Copy out all lines with the word "name" in them.

Figure collection entries

···

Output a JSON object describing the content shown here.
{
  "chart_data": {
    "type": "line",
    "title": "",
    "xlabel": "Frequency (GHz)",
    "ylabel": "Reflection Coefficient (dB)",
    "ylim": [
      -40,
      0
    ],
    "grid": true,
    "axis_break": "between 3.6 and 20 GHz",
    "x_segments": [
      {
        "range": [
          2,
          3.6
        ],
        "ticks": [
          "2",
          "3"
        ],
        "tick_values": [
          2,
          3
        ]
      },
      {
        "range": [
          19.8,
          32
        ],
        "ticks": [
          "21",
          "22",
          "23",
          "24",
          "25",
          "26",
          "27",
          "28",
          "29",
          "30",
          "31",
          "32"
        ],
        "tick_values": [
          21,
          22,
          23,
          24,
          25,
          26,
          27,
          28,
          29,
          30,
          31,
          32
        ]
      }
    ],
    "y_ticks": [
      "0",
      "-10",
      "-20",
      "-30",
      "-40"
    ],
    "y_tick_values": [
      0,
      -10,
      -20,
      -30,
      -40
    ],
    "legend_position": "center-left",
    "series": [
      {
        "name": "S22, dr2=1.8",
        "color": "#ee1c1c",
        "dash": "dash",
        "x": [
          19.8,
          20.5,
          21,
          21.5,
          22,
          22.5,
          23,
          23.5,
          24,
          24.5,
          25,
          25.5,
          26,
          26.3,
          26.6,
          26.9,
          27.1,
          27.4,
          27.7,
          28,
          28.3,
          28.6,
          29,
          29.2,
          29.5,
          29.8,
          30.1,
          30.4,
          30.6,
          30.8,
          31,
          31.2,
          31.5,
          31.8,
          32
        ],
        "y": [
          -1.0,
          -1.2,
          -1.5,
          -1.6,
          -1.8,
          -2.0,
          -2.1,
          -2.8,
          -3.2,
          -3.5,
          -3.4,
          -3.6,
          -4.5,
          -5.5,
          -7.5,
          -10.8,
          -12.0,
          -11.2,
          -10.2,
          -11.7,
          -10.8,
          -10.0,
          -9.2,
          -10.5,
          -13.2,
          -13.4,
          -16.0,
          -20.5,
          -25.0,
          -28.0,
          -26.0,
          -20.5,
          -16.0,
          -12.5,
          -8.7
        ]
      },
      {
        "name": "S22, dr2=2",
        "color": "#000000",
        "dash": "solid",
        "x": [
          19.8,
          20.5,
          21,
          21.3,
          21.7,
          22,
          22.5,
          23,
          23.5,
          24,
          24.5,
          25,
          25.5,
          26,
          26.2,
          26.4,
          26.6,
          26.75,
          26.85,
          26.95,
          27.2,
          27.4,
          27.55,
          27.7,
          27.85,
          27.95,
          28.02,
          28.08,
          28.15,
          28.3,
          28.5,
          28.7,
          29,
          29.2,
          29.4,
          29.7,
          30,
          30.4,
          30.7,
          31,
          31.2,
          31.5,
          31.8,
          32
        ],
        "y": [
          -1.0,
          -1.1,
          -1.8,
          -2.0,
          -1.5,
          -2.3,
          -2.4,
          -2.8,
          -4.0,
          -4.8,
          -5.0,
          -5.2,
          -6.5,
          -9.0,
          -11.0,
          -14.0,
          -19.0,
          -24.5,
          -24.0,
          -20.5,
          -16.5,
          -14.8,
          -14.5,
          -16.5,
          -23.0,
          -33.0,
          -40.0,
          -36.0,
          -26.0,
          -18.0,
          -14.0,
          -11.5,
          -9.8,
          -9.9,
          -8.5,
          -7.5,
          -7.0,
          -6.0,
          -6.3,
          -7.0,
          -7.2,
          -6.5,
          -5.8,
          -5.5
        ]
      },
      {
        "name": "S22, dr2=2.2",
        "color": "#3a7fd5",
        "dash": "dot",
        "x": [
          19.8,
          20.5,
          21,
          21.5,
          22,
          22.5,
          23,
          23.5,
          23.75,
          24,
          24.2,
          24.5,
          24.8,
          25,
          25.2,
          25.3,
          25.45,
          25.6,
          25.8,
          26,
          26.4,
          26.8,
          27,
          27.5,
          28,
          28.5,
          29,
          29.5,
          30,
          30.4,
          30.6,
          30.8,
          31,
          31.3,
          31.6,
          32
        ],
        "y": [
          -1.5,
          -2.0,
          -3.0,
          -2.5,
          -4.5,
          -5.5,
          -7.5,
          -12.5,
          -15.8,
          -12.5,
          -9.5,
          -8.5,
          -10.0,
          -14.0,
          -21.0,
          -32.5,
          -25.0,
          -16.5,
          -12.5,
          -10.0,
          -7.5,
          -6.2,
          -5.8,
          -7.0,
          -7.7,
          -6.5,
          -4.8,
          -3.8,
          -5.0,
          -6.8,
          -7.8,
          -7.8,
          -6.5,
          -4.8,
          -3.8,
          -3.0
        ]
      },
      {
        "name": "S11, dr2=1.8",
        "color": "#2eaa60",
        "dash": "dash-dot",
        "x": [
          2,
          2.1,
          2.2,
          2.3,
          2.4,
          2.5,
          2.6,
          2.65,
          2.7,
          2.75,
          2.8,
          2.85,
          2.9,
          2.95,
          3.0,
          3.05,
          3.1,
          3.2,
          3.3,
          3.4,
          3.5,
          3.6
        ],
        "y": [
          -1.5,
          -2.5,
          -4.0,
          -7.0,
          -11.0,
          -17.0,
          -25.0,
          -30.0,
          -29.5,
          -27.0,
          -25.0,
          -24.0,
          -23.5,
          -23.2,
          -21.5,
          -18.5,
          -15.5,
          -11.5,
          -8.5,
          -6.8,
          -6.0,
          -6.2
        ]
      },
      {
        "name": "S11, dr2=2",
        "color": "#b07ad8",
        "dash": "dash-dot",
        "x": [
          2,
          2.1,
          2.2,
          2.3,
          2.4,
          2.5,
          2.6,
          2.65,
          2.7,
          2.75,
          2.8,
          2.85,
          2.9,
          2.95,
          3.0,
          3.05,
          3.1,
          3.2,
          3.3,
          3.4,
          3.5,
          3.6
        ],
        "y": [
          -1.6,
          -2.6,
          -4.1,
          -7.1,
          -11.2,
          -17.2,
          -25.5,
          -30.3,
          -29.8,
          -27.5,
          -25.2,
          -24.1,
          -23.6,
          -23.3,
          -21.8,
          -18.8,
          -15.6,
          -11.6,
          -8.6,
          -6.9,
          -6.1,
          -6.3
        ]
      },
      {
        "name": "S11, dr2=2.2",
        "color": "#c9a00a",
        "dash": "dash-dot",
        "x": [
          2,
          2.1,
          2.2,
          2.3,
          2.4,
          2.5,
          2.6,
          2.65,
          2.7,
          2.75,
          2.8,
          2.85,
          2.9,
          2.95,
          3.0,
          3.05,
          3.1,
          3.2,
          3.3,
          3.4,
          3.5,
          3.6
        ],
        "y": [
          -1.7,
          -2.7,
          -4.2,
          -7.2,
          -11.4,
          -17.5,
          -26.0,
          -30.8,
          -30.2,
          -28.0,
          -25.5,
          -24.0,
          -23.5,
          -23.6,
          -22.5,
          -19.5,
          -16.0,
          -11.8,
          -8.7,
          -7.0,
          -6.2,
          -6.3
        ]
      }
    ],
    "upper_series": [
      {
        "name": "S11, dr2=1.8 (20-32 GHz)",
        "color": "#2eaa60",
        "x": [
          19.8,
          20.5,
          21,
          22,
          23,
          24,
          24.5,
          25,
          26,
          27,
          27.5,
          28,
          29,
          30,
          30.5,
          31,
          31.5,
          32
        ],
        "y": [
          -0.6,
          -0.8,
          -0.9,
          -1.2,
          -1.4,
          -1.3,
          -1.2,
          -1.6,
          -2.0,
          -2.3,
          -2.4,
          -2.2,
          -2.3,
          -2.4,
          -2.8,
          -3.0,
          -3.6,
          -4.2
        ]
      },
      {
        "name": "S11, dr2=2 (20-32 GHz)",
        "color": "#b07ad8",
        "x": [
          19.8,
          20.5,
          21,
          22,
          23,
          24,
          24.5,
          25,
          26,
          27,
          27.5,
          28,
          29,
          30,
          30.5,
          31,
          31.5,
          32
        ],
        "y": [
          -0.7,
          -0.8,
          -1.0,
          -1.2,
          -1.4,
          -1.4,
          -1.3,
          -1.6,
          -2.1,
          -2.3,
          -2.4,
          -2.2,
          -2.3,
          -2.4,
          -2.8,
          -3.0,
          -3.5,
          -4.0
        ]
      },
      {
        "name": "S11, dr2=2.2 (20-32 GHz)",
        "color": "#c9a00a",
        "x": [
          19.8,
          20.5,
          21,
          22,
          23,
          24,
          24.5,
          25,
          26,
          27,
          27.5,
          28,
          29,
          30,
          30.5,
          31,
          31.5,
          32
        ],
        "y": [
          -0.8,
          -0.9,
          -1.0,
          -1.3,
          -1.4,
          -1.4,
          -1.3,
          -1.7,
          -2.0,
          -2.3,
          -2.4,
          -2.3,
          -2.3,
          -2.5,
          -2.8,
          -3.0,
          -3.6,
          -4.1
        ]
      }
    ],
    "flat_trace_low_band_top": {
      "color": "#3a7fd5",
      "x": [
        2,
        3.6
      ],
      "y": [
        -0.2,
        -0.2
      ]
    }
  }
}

···

_Response to the task:_
        "name": "S22, dr2=1.8",
        "name": "S22, dr2=2",
        "name": "S22, dr2=2.2",
        "name": "S11, dr2=1.8",
        "name": "S11, dr2=2",
        "name": "S11, dr2=2.2",
        "name": "S11, dr2=1.8 (20-32 GHz)",
        "name": "S11, dr2=2 (20-32 GHz)",
        "name": "S11, dr2=2.2 (20-32 GHz)",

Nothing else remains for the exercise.